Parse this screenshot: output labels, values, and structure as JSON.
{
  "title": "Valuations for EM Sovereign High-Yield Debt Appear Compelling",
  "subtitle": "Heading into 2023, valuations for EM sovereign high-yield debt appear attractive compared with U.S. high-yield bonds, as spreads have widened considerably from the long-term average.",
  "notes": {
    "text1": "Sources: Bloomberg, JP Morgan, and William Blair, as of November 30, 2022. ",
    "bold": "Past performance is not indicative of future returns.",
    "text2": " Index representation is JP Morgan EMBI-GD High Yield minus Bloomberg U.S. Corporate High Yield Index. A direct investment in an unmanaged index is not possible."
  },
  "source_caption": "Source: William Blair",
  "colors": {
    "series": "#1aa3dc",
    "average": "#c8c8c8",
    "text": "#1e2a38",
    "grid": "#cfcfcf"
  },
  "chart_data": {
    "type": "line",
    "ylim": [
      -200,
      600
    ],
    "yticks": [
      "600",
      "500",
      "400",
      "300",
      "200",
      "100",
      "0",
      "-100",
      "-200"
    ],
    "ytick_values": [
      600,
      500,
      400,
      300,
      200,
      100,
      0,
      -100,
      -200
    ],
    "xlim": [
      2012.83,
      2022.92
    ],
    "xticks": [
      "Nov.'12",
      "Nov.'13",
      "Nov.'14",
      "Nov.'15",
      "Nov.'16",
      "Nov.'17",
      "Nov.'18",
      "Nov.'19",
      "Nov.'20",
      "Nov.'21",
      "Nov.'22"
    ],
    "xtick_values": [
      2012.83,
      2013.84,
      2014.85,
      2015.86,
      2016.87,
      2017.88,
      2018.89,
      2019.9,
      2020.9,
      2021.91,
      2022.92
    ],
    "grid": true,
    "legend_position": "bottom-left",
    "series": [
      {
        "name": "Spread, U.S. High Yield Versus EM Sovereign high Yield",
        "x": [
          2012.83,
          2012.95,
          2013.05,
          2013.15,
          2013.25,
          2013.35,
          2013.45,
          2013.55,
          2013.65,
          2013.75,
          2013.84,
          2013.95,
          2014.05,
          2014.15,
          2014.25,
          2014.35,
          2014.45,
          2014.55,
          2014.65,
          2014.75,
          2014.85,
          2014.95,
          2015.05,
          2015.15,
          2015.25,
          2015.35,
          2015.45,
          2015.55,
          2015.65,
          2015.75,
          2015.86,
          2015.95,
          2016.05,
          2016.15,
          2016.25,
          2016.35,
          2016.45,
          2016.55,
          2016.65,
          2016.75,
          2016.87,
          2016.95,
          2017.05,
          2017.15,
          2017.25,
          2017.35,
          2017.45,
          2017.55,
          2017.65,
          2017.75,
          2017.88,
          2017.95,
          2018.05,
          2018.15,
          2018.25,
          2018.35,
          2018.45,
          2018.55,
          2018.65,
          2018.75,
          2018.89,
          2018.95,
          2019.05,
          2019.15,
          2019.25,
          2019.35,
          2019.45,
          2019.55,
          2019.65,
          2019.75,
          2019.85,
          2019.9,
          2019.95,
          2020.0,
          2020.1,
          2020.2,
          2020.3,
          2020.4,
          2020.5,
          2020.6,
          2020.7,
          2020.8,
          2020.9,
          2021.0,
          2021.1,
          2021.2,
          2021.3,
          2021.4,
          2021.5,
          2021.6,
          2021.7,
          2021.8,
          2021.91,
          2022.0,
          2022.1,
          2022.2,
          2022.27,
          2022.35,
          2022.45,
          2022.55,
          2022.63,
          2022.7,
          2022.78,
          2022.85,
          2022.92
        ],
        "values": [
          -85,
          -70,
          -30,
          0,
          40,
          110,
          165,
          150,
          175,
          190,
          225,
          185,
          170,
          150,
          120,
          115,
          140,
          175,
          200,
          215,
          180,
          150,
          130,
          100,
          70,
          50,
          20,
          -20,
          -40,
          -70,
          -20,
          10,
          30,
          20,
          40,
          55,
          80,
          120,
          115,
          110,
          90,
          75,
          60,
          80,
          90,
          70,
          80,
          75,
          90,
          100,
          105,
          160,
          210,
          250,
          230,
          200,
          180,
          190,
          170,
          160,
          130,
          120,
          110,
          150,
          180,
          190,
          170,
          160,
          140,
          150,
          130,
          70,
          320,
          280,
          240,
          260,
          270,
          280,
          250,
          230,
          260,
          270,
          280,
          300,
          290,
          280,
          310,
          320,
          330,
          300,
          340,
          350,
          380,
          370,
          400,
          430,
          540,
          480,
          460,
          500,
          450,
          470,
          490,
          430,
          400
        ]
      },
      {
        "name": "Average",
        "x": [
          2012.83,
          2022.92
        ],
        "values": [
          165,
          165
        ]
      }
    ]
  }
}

□ □ □ □ □ □ □

PROBLEM DESCRIPTION>
Find the string "Bloomberg" in the entries above and return each line that holds it.

THE RESULT>
    "text1": "Sources: Bloomberg, JP Morgan, and William Blair, as of November 30, 2022. ",
    "text2": " Index representation is JP Morgan EMBI-GD High Yield minus Bloomberg U.S. Corporate High Yield Index. A direct investment in an unmanaged index is not possible."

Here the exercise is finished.